Your objective:
Return the lines below that carry the word "SIRI".

Data entries:
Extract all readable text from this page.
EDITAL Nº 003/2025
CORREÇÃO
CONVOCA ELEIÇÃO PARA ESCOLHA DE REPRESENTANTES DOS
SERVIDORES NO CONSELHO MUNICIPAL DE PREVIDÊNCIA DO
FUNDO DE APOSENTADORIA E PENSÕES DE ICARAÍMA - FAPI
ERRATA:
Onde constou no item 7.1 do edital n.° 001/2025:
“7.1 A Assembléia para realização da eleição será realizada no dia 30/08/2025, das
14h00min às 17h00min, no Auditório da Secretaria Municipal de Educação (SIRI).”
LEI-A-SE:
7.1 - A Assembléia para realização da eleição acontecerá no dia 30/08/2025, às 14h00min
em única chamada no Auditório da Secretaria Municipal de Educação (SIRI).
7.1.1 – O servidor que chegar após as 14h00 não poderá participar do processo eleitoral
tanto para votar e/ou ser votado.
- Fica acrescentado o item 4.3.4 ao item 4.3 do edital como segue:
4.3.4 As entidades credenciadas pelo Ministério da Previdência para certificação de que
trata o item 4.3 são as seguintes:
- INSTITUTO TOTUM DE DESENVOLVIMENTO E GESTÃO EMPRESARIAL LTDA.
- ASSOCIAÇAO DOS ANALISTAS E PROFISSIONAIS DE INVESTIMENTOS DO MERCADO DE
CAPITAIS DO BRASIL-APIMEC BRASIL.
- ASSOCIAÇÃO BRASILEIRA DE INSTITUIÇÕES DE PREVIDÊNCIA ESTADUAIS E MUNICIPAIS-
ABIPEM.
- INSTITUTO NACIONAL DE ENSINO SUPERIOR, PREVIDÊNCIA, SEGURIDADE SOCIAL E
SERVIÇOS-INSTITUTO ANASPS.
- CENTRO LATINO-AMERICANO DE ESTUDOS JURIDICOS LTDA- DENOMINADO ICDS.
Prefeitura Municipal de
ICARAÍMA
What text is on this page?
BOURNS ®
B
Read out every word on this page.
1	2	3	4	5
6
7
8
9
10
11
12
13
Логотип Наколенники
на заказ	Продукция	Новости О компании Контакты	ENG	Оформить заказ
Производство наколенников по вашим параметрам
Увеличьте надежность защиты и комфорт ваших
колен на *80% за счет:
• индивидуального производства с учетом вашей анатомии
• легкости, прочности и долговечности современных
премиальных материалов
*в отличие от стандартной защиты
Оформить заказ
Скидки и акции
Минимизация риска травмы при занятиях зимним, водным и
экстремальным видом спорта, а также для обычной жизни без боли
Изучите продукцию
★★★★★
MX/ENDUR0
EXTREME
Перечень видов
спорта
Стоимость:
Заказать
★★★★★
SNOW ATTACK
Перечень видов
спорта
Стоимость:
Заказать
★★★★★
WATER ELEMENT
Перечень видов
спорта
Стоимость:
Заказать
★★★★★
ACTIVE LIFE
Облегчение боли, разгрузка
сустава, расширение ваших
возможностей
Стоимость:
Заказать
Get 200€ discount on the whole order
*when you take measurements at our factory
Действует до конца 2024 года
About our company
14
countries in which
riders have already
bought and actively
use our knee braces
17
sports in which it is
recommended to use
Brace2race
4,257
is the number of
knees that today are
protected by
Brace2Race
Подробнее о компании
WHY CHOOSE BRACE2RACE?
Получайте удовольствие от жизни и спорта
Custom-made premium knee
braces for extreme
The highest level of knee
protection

Full answer:
14h00min às 17h00min, no Auditório da Secretaria Municipal de Educação (SIRI).”
em única chamada no Auditório da Secretaria Municipal de Educação (SIRI).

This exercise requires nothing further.